> [REQUIRED TASK] Please copy out every one of the records below word for word, leaving each line unchanged.

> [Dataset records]
....

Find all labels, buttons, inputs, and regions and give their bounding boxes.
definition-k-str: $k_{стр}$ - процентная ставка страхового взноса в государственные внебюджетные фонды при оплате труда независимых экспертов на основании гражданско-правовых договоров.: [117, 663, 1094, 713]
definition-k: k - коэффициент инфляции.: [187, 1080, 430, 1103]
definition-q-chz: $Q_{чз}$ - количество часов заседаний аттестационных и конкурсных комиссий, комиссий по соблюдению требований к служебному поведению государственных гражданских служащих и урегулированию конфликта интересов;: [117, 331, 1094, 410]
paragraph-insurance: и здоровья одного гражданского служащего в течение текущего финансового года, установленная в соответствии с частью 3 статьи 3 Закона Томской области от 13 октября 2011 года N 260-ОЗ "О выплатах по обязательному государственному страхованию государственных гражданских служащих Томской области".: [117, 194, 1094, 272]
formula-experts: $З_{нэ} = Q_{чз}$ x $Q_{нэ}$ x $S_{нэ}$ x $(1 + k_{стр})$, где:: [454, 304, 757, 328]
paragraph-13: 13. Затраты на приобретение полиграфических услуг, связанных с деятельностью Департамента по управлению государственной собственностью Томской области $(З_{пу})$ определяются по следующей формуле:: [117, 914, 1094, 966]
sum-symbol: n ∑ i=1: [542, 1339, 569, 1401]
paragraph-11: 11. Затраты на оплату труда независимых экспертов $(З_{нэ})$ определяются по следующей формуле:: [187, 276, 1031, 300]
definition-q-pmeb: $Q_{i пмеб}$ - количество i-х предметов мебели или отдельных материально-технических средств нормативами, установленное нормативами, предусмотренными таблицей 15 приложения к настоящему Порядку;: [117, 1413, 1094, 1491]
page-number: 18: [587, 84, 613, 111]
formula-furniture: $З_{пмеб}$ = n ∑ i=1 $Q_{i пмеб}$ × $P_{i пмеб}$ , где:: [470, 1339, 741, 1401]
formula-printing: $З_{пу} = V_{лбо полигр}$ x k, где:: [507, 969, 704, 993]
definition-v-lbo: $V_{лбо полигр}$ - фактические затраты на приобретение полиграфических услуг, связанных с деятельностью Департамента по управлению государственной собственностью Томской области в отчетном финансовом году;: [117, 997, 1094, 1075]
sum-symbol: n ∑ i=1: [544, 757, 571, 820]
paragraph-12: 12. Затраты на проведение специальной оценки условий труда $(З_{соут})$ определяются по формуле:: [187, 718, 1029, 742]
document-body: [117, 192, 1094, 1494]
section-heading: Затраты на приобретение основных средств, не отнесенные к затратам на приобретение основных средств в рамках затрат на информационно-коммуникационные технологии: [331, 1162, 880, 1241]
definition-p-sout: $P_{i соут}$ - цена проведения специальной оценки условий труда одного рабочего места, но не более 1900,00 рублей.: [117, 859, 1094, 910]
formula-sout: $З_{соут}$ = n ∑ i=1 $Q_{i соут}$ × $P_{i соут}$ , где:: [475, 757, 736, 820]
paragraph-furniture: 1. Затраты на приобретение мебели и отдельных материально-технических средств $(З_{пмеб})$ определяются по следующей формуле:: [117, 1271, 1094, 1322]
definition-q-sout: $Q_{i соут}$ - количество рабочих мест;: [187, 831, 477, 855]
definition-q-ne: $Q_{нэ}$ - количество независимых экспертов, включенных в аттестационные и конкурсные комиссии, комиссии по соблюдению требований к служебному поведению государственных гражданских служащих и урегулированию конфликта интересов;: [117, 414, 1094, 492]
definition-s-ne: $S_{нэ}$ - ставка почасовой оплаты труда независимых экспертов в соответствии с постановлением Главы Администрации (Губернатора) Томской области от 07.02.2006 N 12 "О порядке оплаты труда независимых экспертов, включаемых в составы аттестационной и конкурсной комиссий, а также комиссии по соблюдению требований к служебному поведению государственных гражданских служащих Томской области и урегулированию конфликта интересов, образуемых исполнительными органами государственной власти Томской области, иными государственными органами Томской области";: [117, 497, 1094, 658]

....

> [WRITTEN SOLUTION]
Find all labels, buttons, inputs, and regions and give their bounding boxes.
definition-k-str: $k_{стр}$ - процентная ставка страхового взноса в государственные внебюджетные фонды при оплате труда независимых экспертов на основании гражданско-правовых договоров.: [117, 663, 1094, 713]
definition-k: k - коэффициент инфляции.: [187, 1080, 430, 1103]
definition-q-chz: $Q_{чз}$ - количество часов заседаний аттестационных и конкурсных комиссий, комиссий по соблюдению требований к служебному поведению государственных гражданских служащих и урегулированию конфликта интересов;: [117, 331, 1094, 410]
paragraph-insurance: и здоровья одного гражданского служащего в течение текущего финансового года, установленная в соответствии с частью 3 статьи 3 Закона Томской области от 13 октября 2011 года N 260-ОЗ "О выплатах по обязательному государственному страхованию государственных гражданских служащих Томской области".: [117, 194, 1094, 272]
formula-experts: $З_{нэ} = Q_{чз}$ x $Q_{нэ}$ x $S_{нэ}$ x $(1 + k_{стр})$, где:: [454, 304, 757, 328]
paragraph-13: 13. Затраты на приобретение полиграфических услуг, связанных с деятельностью Департамента по управлению государственной собственностью Томской области $(З_{пу})$ определяются по следующей формуле:: [117, 914, 1094, 966]
sum-symbol: n ∑ i=1: [542, 1339, 569, 1401]
paragraph-11: 11. Затраты на оплату труда независимых экспертов $(З_{нэ})$ определяются по следующей формуле:: [187, 276, 1031, 300]
definition-q-pmeb: $Q_{i пмеб}$ - количество i-х предметов мебели или отдельных материально-технических средств нормативами, установленное нормативами, предусмотренными таблицей 15 приложения к настоящему Порядку;: [117, 1413, 1094, 1491]
page-number: 18: [587, 84, 613, 111]
formula-furniture: $З_{пмеб}$ = n ∑ i=1 $Q_{i пмеб}$ × $P_{i пмеб}$ , где:: [470, 1339, 741, 1401]
formula-printing: $З_{пу} = V_{лбо полигр}$ x k, где:: [507, 969, 704, 993]
definition-v-lbo: $V_{лбо полигр}$ - фактические затраты на приобретение полиграфических услуг, связанных с деятельностью Департамента по управлению государственной собственностью Томской области в отчетном финансовом году;: [117, 997, 1094, 1075]
sum-symbol: n ∑ i=1: [544, 757, 571, 820]
paragraph-12: 12. Затраты на проведение специальной оценки условий труда $(З_{соут})$ определяются по формуле:: [187, 718, 1029, 742]
document-body: [117, 192, 1094, 1494]
section-heading: Затраты на приобретение основных средств, не отнесенные к затратам на приобретение основных средств в рамках затрат на информационно-коммуникационные технологии: [331, 1162, 880, 1241]
definition-p-sout: $P_{i соут}$ - цена проведения специальной оценки условий труда одного рабочего места, но не более 1900,00 рублей.: [117, 859, 1094, 910]
formula-sout: $З_{соут}$ = n ∑ i=1 $Q_{i соут}$ × $P_{i соут}$ , где:: [475, 757, 736, 820]
paragraph-furniture: 1. Затраты на приобретение мебели и отдельных материально-технических средств $(З_{пмеб})$ определяются по следующей формуле:: [117, 1271, 1094, 1322]
definition-q-sout: $Q_{i соут}$ - количество рабочих мест;: [187, 831, 477, 855]
definition-q-ne: $Q_{нэ}$ - количество независимых экспертов, включенных в аттестационные и конкурсные комиссии, комиссии по соблюдению требований к служебному поведению государственных гражданских служащих и урегулированию конфликта интересов;: [117, 414, 1094, 492]
definition-s-ne: $S_{нэ}$ - ставка почасовой оплаты труда независимых экспертов в соответствии с постановлением Главы Администрации (Губернатора) Томской области от 07.02.2006 N 12 "О порядке оплаты труда независимых экспертов, включаемых в составы аттестационной и конкурсной комиссий, а также комиссии по соблюдению требований к служебному поведению государственных гражданских служащих Томской области и урегулированию конфликта интересов, образуемых исполнительными органами государственной власти Томской области, иными государственными органами Томской области";: [117, 497, 1094, 658]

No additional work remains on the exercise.